> [Request]: Go through the listing and write out all of it exactly.

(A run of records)
[start]
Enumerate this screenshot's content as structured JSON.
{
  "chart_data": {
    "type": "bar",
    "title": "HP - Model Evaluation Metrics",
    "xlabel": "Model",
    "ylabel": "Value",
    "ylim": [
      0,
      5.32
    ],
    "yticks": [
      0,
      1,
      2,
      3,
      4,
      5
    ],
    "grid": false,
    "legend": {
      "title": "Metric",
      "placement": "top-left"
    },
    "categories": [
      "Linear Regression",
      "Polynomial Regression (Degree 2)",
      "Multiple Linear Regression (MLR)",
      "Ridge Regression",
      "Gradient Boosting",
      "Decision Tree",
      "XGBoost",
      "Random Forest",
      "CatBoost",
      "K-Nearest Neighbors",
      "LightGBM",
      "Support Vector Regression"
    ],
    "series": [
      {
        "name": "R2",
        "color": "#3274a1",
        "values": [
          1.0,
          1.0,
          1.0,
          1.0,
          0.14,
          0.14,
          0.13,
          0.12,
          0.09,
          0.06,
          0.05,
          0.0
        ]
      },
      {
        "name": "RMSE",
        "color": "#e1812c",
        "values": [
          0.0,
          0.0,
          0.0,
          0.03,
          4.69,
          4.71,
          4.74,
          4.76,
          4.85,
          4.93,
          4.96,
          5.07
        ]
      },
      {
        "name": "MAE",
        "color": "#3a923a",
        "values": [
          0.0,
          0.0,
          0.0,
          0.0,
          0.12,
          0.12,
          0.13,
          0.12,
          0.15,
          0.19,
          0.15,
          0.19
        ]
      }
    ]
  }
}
[end]
> [Full output]:
Enumerate this screenshot's content as structured JSON.
{
  "chart_data": {
    "type": "bar",
    "title": "HP - Model Evaluation Metrics",
    "xlabel": "Model",
    "ylabel": "Value",
    "ylim": [
      0,
      5.32
    ],
    "yticks": [
      0,
      1,
      2,
      3,
      4,
      5
    ],
    "grid": false,
    "legend": {
      "title": "Metric",
      "placement": "top-left"
    },
    "categories": [
      "Linear Regression",
      "Polynomial Regression (Degree 2)",
      "Multiple Linear Regression (MLR)",
      "Ridge Regression",
      "Gradient Boosting",
      "Decision Tree",
      "XGBoost",
      "Random Forest",
      "CatBoost",
      "K-Nearest Neighbors",
      "LightGBM",
      "Support Vector Regression"
    ],
    "series": [
      {
        "name": "R2",
        "color": "#3274a1",
        "values": [
          1.0,
          1.0,
          1.0,
          1.0,
          0.14,
          0.14,
          0.13,
          0.12,
          0.09,
          0.06,
          0.05,
          0.0
        ]
      },
      {
        "name": "RMSE",
        "color": "#e1812c",
        "values": [
          0.0,
          0.0,
          0.0,
          0.03,
          4.69,
          4.71,
          4.74,
          4.76,
          4.85,
          4.93,
          4.96,
          5.07
        ]
      },
      {
        "name": "MAE",
        "color": "#3a923a",
        "values": [
          0.0,
          0.0,
          0.0,
          0.0,
          0.12,
          0.12,
          0.13,
          0.12,
          0.15,
          0.19,
          0.15,
          0.19
        ]
      }
    ]
  }
}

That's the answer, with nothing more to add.